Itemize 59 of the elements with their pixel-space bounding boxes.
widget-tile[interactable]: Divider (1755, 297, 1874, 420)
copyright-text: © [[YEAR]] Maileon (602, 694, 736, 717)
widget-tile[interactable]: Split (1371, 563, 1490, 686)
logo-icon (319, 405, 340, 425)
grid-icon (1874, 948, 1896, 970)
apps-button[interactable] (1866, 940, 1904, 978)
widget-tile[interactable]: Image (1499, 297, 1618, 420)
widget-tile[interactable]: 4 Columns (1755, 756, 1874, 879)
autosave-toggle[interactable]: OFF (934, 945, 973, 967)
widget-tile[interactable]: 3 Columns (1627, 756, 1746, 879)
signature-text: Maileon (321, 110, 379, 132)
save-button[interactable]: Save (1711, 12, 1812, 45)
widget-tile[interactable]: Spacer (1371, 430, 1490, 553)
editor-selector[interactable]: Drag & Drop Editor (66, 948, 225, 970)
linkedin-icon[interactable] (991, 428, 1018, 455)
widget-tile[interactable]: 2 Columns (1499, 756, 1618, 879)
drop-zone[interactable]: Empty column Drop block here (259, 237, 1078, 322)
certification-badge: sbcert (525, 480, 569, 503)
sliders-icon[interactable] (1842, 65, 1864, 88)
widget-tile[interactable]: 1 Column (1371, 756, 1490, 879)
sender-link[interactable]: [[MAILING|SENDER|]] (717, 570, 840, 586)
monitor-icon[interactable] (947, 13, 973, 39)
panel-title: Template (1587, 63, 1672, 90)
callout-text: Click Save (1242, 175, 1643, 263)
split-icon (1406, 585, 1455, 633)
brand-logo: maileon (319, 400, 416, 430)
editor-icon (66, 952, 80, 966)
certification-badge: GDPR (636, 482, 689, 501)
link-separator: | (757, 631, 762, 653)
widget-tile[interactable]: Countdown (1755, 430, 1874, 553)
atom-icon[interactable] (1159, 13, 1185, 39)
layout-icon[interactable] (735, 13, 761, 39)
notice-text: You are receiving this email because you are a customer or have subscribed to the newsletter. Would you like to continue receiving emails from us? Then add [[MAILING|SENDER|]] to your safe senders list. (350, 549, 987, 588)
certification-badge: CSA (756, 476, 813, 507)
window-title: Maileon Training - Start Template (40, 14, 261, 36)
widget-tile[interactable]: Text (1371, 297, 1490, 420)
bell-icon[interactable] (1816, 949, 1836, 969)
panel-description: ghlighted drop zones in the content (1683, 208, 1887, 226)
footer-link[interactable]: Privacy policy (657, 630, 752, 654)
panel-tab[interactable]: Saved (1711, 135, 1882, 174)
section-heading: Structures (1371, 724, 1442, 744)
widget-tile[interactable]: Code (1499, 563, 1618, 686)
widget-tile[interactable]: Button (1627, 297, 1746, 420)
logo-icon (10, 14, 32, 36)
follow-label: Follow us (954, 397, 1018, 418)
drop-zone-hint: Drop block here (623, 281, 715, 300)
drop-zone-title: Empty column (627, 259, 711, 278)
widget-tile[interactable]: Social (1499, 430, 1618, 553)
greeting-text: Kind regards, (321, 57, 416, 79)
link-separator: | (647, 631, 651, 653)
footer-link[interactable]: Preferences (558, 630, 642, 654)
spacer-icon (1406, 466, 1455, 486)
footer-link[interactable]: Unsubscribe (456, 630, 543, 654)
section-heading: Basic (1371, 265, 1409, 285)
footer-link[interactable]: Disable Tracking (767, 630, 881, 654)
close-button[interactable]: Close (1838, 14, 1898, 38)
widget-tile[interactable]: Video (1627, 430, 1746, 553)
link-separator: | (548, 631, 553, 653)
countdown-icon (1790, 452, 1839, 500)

- [Task objective] Print every row above again, keeping each one word for word and character for character.

- [Exercise response]
Itemize 59 of the elements with their pixel-space bounding boxes.
widget-tile[interactable]: Divider (1755, 297, 1874, 420)
copyright-text: © [[YEAR]] Maileon (602, 694, 736, 717)
widget-tile[interactable]: Split (1371, 563, 1490, 686)
logo-icon (319, 405, 340, 425)
grid-icon (1874, 948, 1896, 970)
apps-button[interactable] (1866, 940, 1904, 978)
widget-tile[interactable]: Image (1499, 297, 1618, 420)
widget-tile[interactable]: 4 Columns (1755, 756, 1874, 879)
autosave-toggle[interactable]: OFF (934, 945, 973, 967)
widget-tile[interactable]: 3 Columns (1627, 756, 1746, 879)
signature-text: Maileon (321, 110, 379, 132)
save-button[interactable]: Save (1711, 12, 1812, 45)
widget-tile[interactable]: Spacer (1371, 430, 1490, 553)
editor-selector[interactable]: Drag & Drop Editor (66, 948, 225, 970)
linkedin-icon[interactable] (991, 428, 1018, 455)
widget-tile[interactable]: 2 Columns (1499, 756, 1618, 879)
drop-zone[interactable]: Empty column Drop block here (259, 237, 1078, 322)
certification-badge: sbcert (525, 480, 569, 503)
sliders-icon[interactable] (1842, 65, 1864, 88)
widget-tile[interactable]: 1 Column (1371, 756, 1490, 879)
sender-link[interactable]: [[MAILING|SENDER|]] (717, 570, 840, 586)
monitor-icon[interactable] (947, 13, 973, 39)
panel-title: Template (1587, 63, 1672, 90)
callout-text: Click Save (1242, 175, 1643, 263)
split-icon (1406, 585, 1455, 633)
brand-logo: maileon (319, 400, 416, 430)
editor-icon (66, 952, 80, 966)
certification-badge: GDPR (636, 482, 689, 501)
link-separator: | (757, 631, 762, 653)
widget-tile[interactable]: Countdown (1755, 430, 1874, 553)
atom-icon[interactable] (1159, 13, 1185, 39)
layout-icon[interactable] (735, 13, 761, 39)
notice-text: You are receiving this email because you are a customer or have subscribed to the newsletter. Would you like to continue receiving emails from us? Then add [[MAILING|SENDER|]] to your safe senders list. (350, 549, 987, 588)
certification-badge: CSA (756, 476, 813, 507)
window-title: Maileon Training - Start Template (40, 14, 261, 36)
widget-tile[interactable]: Text (1371, 297, 1490, 420)
bell-icon[interactable] (1816, 949, 1836, 969)
panel-description: ghlighted drop zones in the content (1683, 208, 1887, 226)
footer-link[interactable]: Privacy policy (657, 630, 752, 654)
panel-tab[interactable]: Saved (1711, 135, 1882, 174)
section-heading: Structures (1371, 724, 1442, 744)
widget-tile[interactable]: Code (1499, 563, 1618, 686)
widget-tile[interactable]: Button (1627, 297, 1746, 420)
logo-icon (10, 14, 32, 36)
follow-label: Follow us (954, 397, 1018, 418)
drop-zone-hint: Drop block here (623, 281, 715, 300)
drop-zone-title: Empty column (627, 259, 711, 278)
widget-tile[interactable]: Social (1499, 430, 1618, 553)
greeting-text: Kind regards, (321, 57, 416, 79)
link-separator: | (647, 631, 651, 653)
footer-link[interactable]: Preferences (558, 630, 642, 654)
spacer-icon (1406, 466, 1455, 486)
footer-link[interactable]: Unsubscribe (456, 630, 543, 654)
section-heading: Basic (1371, 265, 1409, 285)
footer-link[interactable]: Disable Tracking (767, 630, 881, 654)
close-button[interactable]: Close (1838, 14, 1898, 38)
widget-tile[interactable]: Video (1627, 430, 1746, 553)
link-separator: | (548, 631, 553, 653)
countdown-icon (1790, 452, 1839, 500)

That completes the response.